[Start Given records]
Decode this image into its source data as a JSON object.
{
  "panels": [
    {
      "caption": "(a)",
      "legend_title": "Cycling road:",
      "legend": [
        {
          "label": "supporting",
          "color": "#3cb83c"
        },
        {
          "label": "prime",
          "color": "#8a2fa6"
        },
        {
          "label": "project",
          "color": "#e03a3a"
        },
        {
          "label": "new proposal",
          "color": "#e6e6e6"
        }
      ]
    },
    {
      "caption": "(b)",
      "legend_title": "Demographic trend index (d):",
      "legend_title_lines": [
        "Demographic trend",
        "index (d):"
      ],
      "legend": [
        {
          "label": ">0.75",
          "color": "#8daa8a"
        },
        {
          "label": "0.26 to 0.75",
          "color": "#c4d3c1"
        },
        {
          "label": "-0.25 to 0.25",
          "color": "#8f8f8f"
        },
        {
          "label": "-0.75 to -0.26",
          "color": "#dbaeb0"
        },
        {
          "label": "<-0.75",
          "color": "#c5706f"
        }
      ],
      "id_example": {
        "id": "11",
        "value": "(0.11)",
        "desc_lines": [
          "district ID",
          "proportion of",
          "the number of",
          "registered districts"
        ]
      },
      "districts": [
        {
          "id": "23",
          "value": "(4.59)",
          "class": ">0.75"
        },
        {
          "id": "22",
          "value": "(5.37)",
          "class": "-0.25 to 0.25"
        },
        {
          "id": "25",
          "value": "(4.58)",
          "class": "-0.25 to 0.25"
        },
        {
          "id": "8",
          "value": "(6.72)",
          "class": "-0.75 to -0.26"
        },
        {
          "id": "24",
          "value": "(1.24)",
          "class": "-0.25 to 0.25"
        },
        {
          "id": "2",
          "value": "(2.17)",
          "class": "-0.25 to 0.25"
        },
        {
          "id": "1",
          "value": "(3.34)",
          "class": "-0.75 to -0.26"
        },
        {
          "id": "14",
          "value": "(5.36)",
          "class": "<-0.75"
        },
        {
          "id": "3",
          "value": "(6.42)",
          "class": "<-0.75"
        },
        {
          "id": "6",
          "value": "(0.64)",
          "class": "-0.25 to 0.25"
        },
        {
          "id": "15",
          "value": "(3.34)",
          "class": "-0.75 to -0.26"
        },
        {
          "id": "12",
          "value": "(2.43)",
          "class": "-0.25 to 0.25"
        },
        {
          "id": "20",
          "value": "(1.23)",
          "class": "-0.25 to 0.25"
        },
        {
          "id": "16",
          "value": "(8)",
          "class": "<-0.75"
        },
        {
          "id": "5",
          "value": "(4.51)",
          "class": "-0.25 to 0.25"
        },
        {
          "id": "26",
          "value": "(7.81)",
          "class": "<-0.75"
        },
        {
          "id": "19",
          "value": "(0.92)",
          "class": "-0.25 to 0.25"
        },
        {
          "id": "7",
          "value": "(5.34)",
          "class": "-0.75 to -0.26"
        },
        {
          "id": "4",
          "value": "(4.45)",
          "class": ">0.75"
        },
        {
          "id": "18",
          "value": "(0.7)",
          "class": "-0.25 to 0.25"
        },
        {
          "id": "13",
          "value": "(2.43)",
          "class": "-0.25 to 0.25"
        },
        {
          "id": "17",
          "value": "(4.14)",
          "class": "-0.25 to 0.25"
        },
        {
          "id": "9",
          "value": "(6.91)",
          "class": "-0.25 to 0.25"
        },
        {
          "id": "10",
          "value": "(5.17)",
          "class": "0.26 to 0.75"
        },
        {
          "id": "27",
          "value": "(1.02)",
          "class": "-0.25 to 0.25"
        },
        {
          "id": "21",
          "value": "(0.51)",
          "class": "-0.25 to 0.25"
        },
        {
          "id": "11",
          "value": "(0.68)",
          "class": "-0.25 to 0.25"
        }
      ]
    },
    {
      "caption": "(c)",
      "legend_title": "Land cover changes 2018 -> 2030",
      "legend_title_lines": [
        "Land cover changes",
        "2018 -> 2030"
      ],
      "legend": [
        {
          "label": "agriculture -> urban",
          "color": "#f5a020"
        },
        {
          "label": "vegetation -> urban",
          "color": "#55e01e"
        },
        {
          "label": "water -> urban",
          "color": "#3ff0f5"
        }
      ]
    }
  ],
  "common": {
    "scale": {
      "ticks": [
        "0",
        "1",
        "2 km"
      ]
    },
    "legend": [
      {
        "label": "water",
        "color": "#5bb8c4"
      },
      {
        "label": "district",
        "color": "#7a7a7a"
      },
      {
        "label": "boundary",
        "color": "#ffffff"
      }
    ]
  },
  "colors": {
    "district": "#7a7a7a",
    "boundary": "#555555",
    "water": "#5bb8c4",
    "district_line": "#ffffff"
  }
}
[End Given records]
What to produce:
What is needed here is an exact reproduction of all the entries.

Solution:
Decode this image into its source data as a JSON object.
{
  "panels": [
    {
      "caption": "(a)",
      "legend_title": "Cycling road:",
      "legend": [
        {
          "label": "supporting",
          "color": "#3cb83c"
        },
        {
          "label": "prime",
          "color": "#8a2fa6"
        },
        {
          "label": "project",
          "color": "#e03a3a"
        },
        {
          "label": "new proposal",
          "color": "#e6e6e6"
        }
      ]
    },
    {
      "caption": "(b)",
      "legend_title": "Demographic trend index (d):",
      "legend_title_lines": [
        "Demographic trend",
        "index (d):"
      ],
      "legend": [
        {
          "label": ">0.75",
          "color": "#8daa8a"
        },
        {
          "label": "0.26 to 0.75",
          "color": "#c4d3c1"
        },
        {
          "label": "-0.25 to 0.25",
          "color": "#8f8f8f"
        },
        {
          "label": "-0.75 to -0.26",
          "color": "#dbaeb0"
        },
        {
          "label": "<-0.75",
          "color": "#c5706f"
        }
      ],
      "id_example": {
        "id": "11",
        "value": "(0.11)",
        "desc_lines": [
          "district ID",
          "proportion of",
          "the number of",
          "registered districts"
        ]
      },
      "districts": [
        {
          "id": "23",
          "value": "(4.59)",
          "class": ">0.75"
        },
        {
          "id": "22",
          "value": "(5.37)",
          "class": "-0.25 to 0.25"
        },
        {
          "id": "25",
          "value": "(4.58)",
          "class": "-0.25 to 0.25"
        },
        {
          "id": "8",
          "value": "(6.72)",
          "class": "-0.75 to -0.26"
        },
        {
          "id": "24",
          "value": "(1.24)",
          "class": "-0.25 to 0.25"
        },
        {
          "id": "2",
          "value": "(2.17)",
          "class": "-0.25 to 0.25"
        },
        {
          "id": "1",
          "value": "(3.34)",
          "class": "-0.75 to -0.26"
        },
        {
          "id": "14",
          "value": "(5.36)",
          "class": "<-0.75"
        },
        {
          "id": "3",
          "value": "(6.42)",
          "class": "<-0.75"
        },
        {
          "id": "6",
          "value": "(0.64)",
          "class": "-0.25 to 0.25"
        },
        {
          "id": "15",
          "value": "(3.34)",
          "class": "-0.75 to -0.26"
        },
        {
          "id": "12",
          "value": "(2.43)",
          "class": "-0.25 to 0.25"
        },
        {
          "id": "20",
          "value": "(1.23)",
          "class": "-0.25 to 0.25"
        },
        {
          "id": "16",
          "value": "(8)",
          "class": "<-0.75"
        },
        {
          "id": "5",
          "value": "(4.51)",
          "class": "-0.25 to 0.25"
        },
        {
          "id": "26",
          "value": "(7.81)",
          "class": "<-0.75"
        },
        {
          "id": "19",
          "value": "(0.92)",
          "class": "-0.25 to 0.25"
        },
        {
          "id": "7",
          "value": "(5.34)",
          "class": "-0.75 to -0.26"
        },
        {
          "id": "4",
          "value": "(4.45)",
          "class": ">0.75"
        },
        {
          "id": "18",
          "value": "(0.7)",
          "class": "-0.25 to 0.25"
        },
        {
          "id": "13",
          "value": "(2.43)",
          "class": "-0.25 to 0.25"
        },
        {
          "id": "17",
          "value": "(4.14)",
          "class": "-0.25 to 0.25"
        },
        {
          "id": "9",
          "value": "(6.91)",
          "class": "-0.25 to 0.25"
        },
        {
          "id": "10",
          "value": "(5.17)",
          "class": "0.26 to 0.75"
        },
        {
          "id": "27",
          "value": "(1.02)",
          "class": "-0.25 to 0.25"
        },
        {
          "id": "21",
          "value": "(0.51)",
          "class": "-0.25 to 0.25"
        },
        {
          "id": "11",
          "value": "(0.68)",
          "class": "-0.25 to 0.25"
        }
      ]
    },
    {
      "caption": "(c)",
      "legend_title": "Land cover changes 2018 -> 2030",
      "legend_title_lines": [
        "Land cover changes",
        "2018 -> 2030"
      ],
      "legend": [
        {
          "label": "agriculture -> urban",
          "color": "#f5a020"
        },
        {
          "label": "vegetation -> urban",
          "color": "#55e01e"
        },
        {
          "label": "water -> urban",
          "color": "#3ff0f5"
        }
      ]
    }
  ],
  "common": {
    "scale": {
      "ticks": [
        "0",
        "1",
        "2 km"
      ]
    },
    "legend": [
      {
        "label": "water",
        "color": "#5bb8c4"
      },
      {
        "label": "district",
        "color": "#7a7a7a"
      },
      {
        "label": "boundary",
        "color": "#ffffff"
      }
    ]
  },
  "colors": {
    "district": "#7a7a7a",
    "boundary": "#555555",
    "water": "#5bb8c4",
    "district_line": "#ffffff"
  }
}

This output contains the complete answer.